**EXERCISE GOAL**:
The records underneath are to be repeated exactly, with the pictures left out.

--- start ---

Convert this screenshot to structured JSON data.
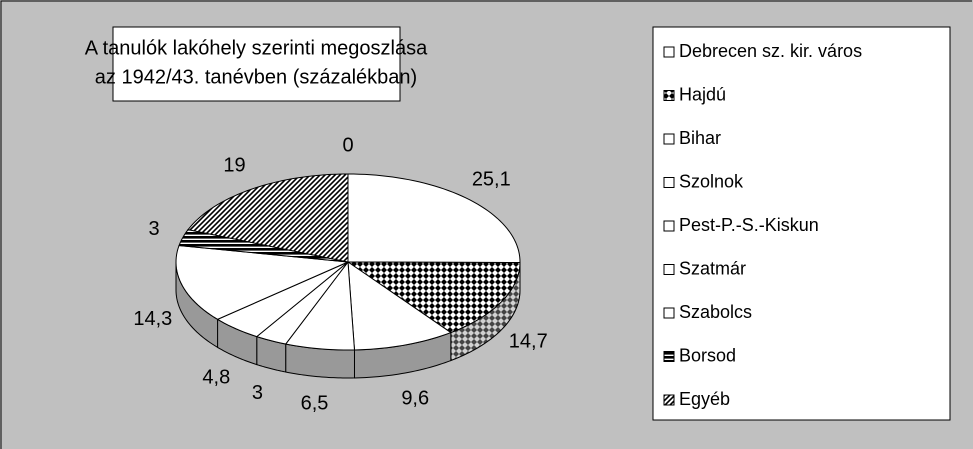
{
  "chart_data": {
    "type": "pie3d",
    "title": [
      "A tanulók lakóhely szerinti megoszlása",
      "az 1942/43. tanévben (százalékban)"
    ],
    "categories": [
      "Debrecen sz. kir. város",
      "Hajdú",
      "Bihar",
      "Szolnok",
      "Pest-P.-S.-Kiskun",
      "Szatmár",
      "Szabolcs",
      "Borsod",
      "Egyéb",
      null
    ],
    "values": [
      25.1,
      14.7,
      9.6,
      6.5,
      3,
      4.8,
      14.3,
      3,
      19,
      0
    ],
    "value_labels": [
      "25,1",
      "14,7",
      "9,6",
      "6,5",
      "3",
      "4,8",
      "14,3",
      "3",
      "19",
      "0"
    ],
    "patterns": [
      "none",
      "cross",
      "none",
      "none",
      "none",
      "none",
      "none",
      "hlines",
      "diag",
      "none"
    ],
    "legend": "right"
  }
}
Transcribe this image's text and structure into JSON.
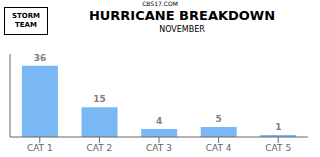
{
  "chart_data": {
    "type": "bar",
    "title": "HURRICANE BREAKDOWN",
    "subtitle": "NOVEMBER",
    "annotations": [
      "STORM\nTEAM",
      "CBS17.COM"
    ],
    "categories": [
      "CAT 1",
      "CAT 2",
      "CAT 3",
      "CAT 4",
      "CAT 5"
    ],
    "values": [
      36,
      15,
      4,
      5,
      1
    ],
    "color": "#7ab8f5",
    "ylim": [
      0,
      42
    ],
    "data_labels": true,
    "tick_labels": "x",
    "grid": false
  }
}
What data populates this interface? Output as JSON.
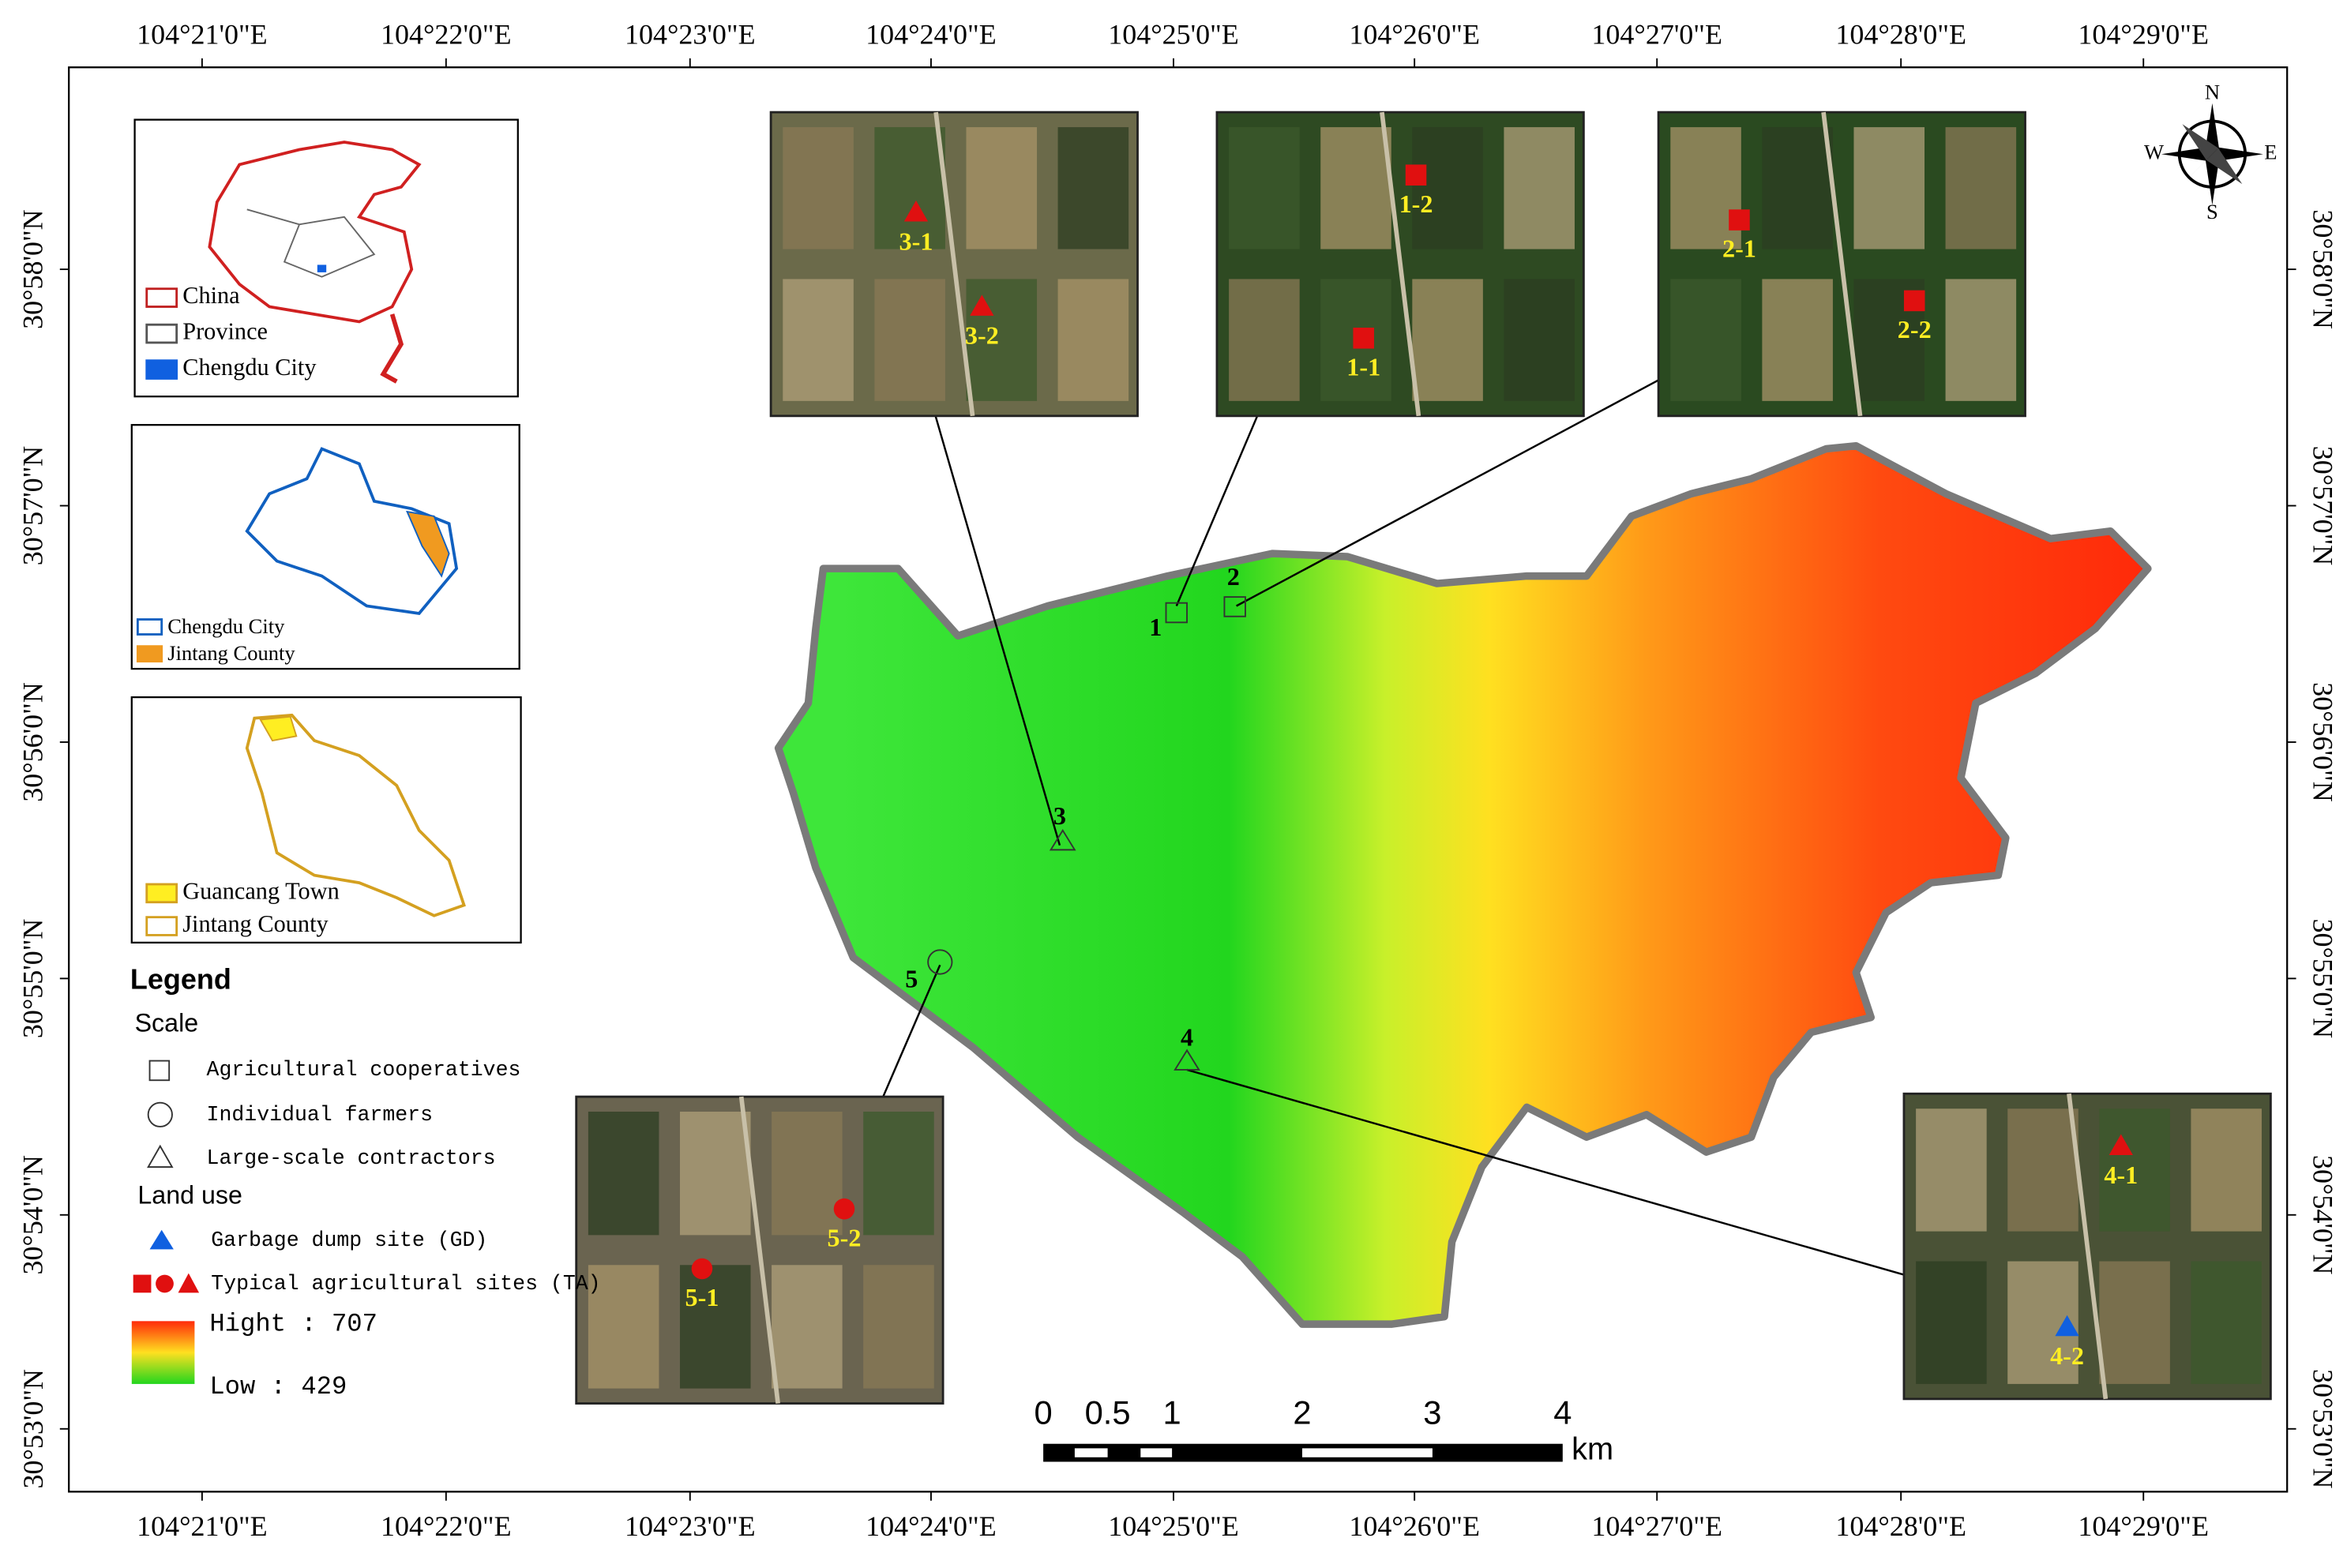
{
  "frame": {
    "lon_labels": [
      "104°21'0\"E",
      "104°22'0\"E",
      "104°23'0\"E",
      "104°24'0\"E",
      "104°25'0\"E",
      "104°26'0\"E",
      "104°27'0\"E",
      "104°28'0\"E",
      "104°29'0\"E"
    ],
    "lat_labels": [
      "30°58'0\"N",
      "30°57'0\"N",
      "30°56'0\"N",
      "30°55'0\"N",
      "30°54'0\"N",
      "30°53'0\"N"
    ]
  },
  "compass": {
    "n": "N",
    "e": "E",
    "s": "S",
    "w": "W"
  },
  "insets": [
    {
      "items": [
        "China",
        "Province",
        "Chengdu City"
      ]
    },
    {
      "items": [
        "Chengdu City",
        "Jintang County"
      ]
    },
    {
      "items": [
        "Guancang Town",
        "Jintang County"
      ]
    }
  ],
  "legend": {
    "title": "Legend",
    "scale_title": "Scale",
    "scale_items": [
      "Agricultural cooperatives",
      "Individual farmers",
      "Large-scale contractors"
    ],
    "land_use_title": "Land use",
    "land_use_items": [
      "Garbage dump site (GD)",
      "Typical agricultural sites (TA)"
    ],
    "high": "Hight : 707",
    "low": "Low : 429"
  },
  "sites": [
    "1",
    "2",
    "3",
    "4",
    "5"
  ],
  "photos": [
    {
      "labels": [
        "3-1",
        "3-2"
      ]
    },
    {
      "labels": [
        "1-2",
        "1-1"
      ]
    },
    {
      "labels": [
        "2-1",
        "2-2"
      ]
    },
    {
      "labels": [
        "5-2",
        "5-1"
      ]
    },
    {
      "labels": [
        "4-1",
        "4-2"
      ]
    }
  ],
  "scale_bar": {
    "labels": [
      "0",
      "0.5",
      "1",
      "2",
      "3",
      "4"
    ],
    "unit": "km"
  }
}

--- end ---

**OUTPUT OF THE TASK**:
Convert this screenshot to structured JSON data.
{
  "chart_data": {
    "type": "pie3d",
    "title": [
      "A tanulók lakóhely szerinti megoszlása",
      "az 1942/43. tanévben (százalékban)"
    ],
    "categories": [
      "Debrecen sz. kir. város",
      "Hajdú",
      "Bihar",
      "Szolnok",
      "Pest-P.-S.-Kiskun",
      "Szatmár",
      "Szabolcs",
      "Borsod",
      "Egyéb",
      null
    ],
    "values": [
      25.1,
      14.7,
      9.6,
      6.5,
      3,
      4.8,
      14.3,
      3,
      19,
      0
    ],
    "value_labels": [
      "25,1",
      "14,7",
      "9,6",
      "6,5",
      "3",
      "4,8",
      "14,3",
      "3",
      "19",
      "0"
    ],
    "patterns": [
      "none",
      "cross",
      "none",
      "none",
      "none",
      "none",
      "none",
      "hlines",
      "diag",
      "none"
    ],
    "legend": "right"
  }
}
Transcribe this image's text and structure into JSON.
{
  "chart_data": {
    "type": "bar",
    "title": "HURRICANE BREAKDOWN",
    "subtitle": "NOVEMBER",
    "annotations": [
      "STORM\nTEAM",
      "CBS17.COM"
    ],
    "categories": [
      "CAT 1",
      "CAT 2",
      "CAT 3",
      "CAT 4",
      "CAT 5"
    ],
    "values": [
      36,
      15,
      4,
      5,
      1
    ],
    "color": "#7ab8f5",
    "ylim": [
      0,
      42
    ],
    "data_labels": true,
    "tick_labels": "x",
    "grid": false
  }
}
What data populates this interface? Output as JSON.
{
  "frame": {
    "lon_labels": [
      "104°21'0\"E",
      "104°22'0\"E",
      "104°23'0\"E",
      "104°24'0\"E",
      "104°25'0\"E",
      "104°26'0\"E",
      "104°27'0\"E",
      "104°28'0\"E",
      "104°29'0\"E"
    ],
    "lat_labels": [
      "30°58'0\"N",
      "30°57'0\"N",
      "30°56'0\"N",
      "30°55'0\"N",
      "30°54'0\"N",
      "30°53'0\"N"
    ]
  },
  "compass": {
    "n": "N",
    "e": "E",
    "s": "S",
    "w": "W"
  },
  "insets": [
    {
      "items": [
        "China",
        "Province",
        "Chengdu City"
      ]
    },
    {
      "items": [
        "Chengdu City",
        "Jintang County"
      ]
    },
    {
      "items": [
        "Guancang Town",
        "Jintang County"
      ]
    }
  ],
  "legend": {
    "title": "Legend",
    "scale_title": "Scale",
    "scale_items": [
      "Agricultural cooperatives",
      "Individual farmers",
      "Large-scale contractors"
    ],
    "land_use_title": "Land use",
    "land_use_items": [
      "Garbage dump site (GD)",
      "Typical agricultural sites (TA)"
    ],
    "high": "Hight : 707",
    "low": "Low : 429"
  },
  "sites": [
    "1",
    "2",
    "3",
    "4",
    "5"
  ],
  "photos": [
    {
      "labels": [
        "3-1",
        "3-2"
      ]
    },
    {
      "labels": [
        "1-2",
        "1-1"
      ]
    },
    {
      "labels": [
        "2-1",
        "2-2"
      ]
    },
    {
      "labels": [
        "5-2",
        "5-1"
      ]
    },
    {
      "labels": [
        "4-1",
        "4-2"
      ]
    }
  ],
  "scale_bar": {
    "labels": [
      "0",
      "0.5",
      "1",
      "2",
      "3",
      "4"
    ],
    "unit": "km"
  }
}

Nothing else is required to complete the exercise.